2. Le 20 juillet 2016, M. [J] a saisi la juridiction prud'homale afin que soit constatée l'existence d'un contrat de travail et que lui soient allouées diverses sommes à titre de rappels de salaires et en conséquence d'une rupture illicite.
Examen des moyens
Sur le moyen du pourvoi incident éventuel, ci-après annexé
3. En application de l'article 1014, alinéa 2, du code de procédure civile, il n'y a pas lieu de statuer par une décision spécialement motivée sur ce moyen qui n'est manifestement pas de nature à entraîner la cassation.
Mais sur le moyen, relevé d'office
4. Après avis donné aux parties conformément à l'article 1015 du code de procédure civile, il est fait application de l'article 620, alinéa 2, du même code.
Vu l'article 2224 du code civil et l'article L. 1471-1, alinéa 1, du code du travail dans sa version antérieure à l'ordonnance n° 2017-1387 du 22 septembre 2017 :
5. Selon le premier de ces textes, les actions personnelles ou mobilières se prescrivent par cinq ans à compter du jour où le titulaire d'un droit a connu ou aurait dû connaître les faits lui permettant de l'exercer.
6. Selon le second, toute action portant sur l'exécution ou la rupture du contrat de travail se prescrit par deux ans à compter du jour où celui qui l'exerce a connu ou aurait dû connaître les faits lui permettant d'exercer son droit.

Inventaire:
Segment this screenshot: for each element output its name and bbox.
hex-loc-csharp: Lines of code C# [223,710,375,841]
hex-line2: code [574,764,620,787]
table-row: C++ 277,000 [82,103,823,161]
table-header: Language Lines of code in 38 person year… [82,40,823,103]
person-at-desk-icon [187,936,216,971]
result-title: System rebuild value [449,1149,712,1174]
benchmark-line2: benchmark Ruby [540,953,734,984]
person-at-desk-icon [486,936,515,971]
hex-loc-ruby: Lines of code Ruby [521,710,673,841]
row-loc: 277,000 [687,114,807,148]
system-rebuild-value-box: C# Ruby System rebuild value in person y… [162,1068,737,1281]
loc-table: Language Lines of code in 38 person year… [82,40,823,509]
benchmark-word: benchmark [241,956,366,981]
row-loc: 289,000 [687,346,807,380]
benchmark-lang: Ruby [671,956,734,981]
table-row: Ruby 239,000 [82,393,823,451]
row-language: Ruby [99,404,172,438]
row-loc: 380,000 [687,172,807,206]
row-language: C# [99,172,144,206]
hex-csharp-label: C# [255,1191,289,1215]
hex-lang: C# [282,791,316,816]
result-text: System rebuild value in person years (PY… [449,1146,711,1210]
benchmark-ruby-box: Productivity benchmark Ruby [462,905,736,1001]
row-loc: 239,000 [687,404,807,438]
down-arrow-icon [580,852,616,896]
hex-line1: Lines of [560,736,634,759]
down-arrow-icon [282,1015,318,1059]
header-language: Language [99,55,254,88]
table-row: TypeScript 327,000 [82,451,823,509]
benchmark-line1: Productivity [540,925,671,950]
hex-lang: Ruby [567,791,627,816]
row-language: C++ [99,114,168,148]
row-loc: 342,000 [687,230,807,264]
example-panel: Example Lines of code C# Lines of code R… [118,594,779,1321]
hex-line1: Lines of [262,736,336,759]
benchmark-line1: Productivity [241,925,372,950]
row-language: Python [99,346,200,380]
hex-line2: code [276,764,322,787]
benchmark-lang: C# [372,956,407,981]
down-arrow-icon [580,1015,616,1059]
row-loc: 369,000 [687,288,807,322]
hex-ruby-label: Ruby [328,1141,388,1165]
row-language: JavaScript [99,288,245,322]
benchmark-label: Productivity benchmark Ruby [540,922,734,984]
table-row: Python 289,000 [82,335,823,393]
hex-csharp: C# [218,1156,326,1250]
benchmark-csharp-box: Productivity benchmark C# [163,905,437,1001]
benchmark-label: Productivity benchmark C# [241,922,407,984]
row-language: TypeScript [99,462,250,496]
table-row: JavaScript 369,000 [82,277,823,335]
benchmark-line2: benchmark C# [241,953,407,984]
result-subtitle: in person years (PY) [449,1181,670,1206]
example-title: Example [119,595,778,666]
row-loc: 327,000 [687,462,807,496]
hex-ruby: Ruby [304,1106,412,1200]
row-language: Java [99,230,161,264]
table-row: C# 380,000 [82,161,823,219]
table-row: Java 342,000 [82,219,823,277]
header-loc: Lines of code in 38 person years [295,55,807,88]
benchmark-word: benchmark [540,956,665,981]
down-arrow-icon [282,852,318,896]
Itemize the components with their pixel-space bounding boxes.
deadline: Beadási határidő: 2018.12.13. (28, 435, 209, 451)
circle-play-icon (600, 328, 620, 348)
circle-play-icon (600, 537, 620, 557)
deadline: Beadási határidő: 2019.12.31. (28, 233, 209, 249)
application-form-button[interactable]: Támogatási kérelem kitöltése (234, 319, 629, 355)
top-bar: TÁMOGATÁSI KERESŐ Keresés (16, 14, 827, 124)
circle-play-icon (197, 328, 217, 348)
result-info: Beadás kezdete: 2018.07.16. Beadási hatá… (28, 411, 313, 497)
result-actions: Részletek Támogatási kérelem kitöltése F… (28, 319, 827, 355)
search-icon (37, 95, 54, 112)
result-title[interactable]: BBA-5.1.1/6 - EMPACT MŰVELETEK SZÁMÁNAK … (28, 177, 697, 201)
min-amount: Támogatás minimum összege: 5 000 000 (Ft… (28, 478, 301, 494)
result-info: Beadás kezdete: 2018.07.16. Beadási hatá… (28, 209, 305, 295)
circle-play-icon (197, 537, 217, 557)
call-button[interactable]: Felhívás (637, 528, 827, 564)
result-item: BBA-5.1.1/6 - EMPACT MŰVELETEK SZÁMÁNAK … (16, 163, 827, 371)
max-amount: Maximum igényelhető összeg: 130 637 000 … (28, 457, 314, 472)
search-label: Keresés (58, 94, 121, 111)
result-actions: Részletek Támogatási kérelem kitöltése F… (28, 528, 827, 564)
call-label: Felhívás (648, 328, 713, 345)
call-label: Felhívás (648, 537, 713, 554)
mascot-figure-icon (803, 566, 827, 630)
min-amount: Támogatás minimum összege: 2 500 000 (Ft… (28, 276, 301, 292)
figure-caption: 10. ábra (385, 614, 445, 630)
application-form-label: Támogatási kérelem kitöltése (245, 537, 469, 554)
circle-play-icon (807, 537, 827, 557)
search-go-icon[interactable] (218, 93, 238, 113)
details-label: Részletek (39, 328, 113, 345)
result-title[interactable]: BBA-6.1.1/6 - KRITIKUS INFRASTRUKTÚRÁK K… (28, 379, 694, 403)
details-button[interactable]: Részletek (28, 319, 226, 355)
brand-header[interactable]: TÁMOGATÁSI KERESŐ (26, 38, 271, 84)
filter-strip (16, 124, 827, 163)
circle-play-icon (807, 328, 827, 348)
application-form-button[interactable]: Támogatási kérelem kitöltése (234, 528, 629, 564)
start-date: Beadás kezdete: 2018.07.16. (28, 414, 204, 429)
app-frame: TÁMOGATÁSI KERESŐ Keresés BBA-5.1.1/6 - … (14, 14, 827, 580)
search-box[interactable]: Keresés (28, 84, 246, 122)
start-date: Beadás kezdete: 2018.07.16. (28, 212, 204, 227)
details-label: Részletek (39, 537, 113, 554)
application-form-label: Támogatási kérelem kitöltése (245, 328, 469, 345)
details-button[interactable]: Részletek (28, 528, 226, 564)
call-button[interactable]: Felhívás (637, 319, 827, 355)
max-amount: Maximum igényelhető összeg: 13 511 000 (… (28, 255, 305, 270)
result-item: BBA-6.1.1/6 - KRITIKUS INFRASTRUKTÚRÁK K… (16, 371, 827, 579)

À faire:
1. Restituez tout le passage de l'extrait, depuis « Vu l'article 2224 » jusqu'à « permettant de l'exercer. » inclus.
2. Relevez dans l'extrait tous les articles de loi cités, en précisant pour chacun le code auquel il appartient.
3. Rédigez la suite de l'extrait, qui porte sur la prescription des actions en justice, en commençant après sa dernière phrase.
Les items n'ont aucun lien avec l'extrait.

Corrigé de l'exercice:
1.
Vu l'article 2224 du code civil et l'article L. 1471-1, alinéa 1, du code du travail dans sa version antérieure à l'ordonnance n° 2017-1387 du 22 septembre 2017 :
5. Selon le premier de ces textes, les actions personnelles ou mobilières se prescrivent par cinq ans à compter du jour où le titulaire d'un droit a connu ou aurait dû connaître les faits lui permettant de l'exercer.

2.
- article 1014, alinéa 2, du code de procédure civile
- article 1015 du code de procédure civile
- article 620, alinéa 2, du code de procédure civile
- article 2224 du code civil
- article L. 1471-1, alinéa 1, du code du travail

3.
7. Il résulte de leur combinaison que l'action par laquelle une partie demande de qualifier un contrat, dont la nature juridique est indécise ou contestée, de contrat de travail, revêt le caractère d'une action personnelle et relève de la prescription de l'article 2224 du code civil.
8. La qualification dépendant des conditions dans lesquelles est exercée l'activité, le point de départ de ce délai est la date à laquelle la relation contractuelle dont la qualification est contestée a cessé. C'est en effet à cette date que le titulaire connaît l'ensemble des faits lui permettant d'exercer son droit.
9. Pour dire que les demandes sont irrecevables, l'arrêt, après avoir rappelé les termes de l'article L. 1471-1 du code du travail, retient que ces dispositions ont institué une prescription biennale en lieu et place de la prescription quinquennale qui s'appliquait antérieurement.
10. L'arrêt constate que M. [J], après avoir exercé en tant que correspondant local de presse, puis de pigiste à compter de l'année 2004 et après avoir conclu deux contrats à durée déterminée de remplacement du 5 août au 3 septembre 2008 puis du 1er au 31 août 2009, a repris une activité de pigiste jusqu'au mois de mai 2015.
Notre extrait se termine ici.